Data records
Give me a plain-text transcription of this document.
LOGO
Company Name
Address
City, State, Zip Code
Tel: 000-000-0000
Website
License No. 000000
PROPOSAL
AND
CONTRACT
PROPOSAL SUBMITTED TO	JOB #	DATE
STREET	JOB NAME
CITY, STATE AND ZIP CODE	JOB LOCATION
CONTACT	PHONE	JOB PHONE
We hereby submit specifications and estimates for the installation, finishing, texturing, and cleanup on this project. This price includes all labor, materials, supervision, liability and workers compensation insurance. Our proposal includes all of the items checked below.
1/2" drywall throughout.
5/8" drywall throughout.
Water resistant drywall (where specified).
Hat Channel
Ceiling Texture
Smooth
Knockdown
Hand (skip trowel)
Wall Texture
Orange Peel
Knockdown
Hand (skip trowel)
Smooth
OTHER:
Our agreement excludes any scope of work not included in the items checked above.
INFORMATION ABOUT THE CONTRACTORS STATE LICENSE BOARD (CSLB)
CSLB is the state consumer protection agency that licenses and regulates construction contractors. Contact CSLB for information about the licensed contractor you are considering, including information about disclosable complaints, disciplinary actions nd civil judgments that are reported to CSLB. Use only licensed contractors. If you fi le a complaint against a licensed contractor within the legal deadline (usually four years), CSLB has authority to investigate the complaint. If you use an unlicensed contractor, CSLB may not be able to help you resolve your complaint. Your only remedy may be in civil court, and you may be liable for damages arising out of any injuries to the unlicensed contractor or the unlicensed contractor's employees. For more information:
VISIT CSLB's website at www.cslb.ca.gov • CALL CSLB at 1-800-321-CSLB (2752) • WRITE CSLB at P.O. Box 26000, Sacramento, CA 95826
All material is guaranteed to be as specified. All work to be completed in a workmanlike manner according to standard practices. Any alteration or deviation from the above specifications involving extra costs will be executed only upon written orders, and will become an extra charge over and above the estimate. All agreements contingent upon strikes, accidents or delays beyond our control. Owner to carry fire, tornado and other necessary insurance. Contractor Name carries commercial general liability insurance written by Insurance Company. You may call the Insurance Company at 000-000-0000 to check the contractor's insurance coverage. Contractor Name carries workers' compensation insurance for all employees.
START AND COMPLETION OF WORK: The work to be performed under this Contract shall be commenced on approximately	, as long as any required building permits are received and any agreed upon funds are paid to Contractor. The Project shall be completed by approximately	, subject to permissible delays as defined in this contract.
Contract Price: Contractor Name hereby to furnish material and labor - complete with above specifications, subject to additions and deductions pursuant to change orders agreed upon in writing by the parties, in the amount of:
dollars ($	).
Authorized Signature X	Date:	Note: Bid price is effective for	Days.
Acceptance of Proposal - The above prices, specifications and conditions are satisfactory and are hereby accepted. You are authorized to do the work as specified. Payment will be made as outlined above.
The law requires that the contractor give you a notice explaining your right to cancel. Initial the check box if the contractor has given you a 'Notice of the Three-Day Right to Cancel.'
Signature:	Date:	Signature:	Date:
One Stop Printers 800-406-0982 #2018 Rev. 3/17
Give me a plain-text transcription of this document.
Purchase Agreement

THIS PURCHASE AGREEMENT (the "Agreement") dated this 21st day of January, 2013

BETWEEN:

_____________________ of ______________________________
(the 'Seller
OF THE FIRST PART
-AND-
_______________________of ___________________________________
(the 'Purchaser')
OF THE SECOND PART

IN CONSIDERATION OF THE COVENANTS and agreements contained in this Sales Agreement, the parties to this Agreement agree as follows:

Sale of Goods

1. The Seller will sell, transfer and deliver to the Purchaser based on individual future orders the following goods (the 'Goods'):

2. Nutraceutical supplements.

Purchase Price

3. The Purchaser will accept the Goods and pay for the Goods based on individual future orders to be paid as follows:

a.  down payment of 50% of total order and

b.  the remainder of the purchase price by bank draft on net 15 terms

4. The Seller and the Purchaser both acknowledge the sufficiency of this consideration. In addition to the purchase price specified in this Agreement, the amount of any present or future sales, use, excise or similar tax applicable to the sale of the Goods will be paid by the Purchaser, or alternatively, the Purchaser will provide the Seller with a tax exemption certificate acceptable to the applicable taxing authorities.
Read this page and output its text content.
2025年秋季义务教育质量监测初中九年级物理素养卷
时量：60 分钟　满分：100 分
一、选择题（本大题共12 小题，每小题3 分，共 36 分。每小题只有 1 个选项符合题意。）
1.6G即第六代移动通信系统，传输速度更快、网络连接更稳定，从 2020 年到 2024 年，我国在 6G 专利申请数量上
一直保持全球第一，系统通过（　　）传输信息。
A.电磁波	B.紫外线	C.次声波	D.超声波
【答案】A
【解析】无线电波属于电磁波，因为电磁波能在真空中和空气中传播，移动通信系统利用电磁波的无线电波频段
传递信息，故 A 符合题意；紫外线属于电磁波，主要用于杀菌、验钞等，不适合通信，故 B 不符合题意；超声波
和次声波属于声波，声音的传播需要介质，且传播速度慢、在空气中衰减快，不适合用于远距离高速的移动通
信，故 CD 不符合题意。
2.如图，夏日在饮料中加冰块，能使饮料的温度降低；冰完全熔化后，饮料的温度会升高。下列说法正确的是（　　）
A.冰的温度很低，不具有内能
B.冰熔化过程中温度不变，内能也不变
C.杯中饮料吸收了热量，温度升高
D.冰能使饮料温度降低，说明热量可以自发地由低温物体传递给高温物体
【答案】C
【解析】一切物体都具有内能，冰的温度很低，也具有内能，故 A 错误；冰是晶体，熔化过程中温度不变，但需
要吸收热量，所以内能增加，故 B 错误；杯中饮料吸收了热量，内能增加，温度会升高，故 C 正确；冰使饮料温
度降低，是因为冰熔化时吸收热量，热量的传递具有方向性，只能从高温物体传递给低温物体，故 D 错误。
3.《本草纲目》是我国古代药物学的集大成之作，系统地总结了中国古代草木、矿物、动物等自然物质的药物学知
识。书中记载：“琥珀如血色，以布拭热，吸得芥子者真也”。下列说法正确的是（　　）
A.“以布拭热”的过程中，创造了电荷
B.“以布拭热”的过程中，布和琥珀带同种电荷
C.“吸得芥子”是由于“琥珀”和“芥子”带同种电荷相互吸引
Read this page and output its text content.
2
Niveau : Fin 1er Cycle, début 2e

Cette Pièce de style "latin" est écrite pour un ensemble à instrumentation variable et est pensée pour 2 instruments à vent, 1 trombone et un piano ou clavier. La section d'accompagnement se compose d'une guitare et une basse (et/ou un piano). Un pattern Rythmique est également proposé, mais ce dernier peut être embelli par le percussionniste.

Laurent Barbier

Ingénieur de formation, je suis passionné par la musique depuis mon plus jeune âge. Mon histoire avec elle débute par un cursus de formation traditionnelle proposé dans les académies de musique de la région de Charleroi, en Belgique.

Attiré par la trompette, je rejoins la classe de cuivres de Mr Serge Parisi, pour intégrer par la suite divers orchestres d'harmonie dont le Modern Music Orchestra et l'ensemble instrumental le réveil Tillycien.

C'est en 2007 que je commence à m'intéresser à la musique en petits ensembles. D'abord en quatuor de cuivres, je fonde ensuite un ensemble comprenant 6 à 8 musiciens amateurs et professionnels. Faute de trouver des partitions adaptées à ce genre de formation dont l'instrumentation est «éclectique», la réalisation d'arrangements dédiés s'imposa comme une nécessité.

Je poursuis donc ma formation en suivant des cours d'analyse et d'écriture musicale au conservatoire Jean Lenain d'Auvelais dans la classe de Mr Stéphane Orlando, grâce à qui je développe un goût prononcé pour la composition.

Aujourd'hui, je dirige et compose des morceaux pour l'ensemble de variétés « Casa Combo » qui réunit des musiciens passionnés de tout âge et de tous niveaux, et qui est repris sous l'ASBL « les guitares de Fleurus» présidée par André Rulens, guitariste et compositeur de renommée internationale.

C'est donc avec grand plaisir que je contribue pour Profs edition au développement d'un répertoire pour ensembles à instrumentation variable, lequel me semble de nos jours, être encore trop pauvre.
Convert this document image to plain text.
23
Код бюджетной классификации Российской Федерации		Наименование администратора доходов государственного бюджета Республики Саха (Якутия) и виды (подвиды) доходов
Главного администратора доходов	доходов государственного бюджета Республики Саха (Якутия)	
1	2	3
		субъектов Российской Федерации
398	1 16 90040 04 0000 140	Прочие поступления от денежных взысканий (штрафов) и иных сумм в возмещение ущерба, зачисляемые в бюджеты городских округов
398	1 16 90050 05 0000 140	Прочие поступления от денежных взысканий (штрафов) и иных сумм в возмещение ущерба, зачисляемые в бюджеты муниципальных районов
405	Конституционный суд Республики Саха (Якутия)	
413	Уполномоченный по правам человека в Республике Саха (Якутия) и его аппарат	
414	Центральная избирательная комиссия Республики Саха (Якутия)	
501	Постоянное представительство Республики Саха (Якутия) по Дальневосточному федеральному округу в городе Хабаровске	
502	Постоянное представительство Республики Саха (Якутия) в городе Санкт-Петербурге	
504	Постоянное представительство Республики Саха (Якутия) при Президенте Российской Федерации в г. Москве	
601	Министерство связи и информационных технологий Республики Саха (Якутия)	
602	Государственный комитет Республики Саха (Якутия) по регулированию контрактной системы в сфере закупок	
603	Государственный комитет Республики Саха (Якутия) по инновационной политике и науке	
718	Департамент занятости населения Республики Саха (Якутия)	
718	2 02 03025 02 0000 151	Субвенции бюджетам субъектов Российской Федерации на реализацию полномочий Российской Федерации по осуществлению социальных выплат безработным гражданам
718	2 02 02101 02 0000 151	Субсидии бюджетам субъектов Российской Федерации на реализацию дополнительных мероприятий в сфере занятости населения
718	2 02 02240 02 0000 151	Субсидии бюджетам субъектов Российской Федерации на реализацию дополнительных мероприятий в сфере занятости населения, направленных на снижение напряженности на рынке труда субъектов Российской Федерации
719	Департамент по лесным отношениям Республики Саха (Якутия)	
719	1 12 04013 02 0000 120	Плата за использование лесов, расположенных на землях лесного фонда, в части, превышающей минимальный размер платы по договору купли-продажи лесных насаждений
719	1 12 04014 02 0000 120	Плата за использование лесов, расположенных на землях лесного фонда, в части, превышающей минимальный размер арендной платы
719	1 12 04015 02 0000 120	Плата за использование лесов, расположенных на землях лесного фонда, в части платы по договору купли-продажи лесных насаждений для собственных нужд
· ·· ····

TASK PROMPT: Copy out each line of the entries that holds "государственного".

ANSWER TO THIS EXERCISE:
Код бюджетной классификации Российской Федерации		Наименование администратора доходов государственного бюджета Республики Саха (Якутия) и виды (подвиды) доходов
Главного администратора доходов	доходов государственного бюджета Республики Саха (Якутия)	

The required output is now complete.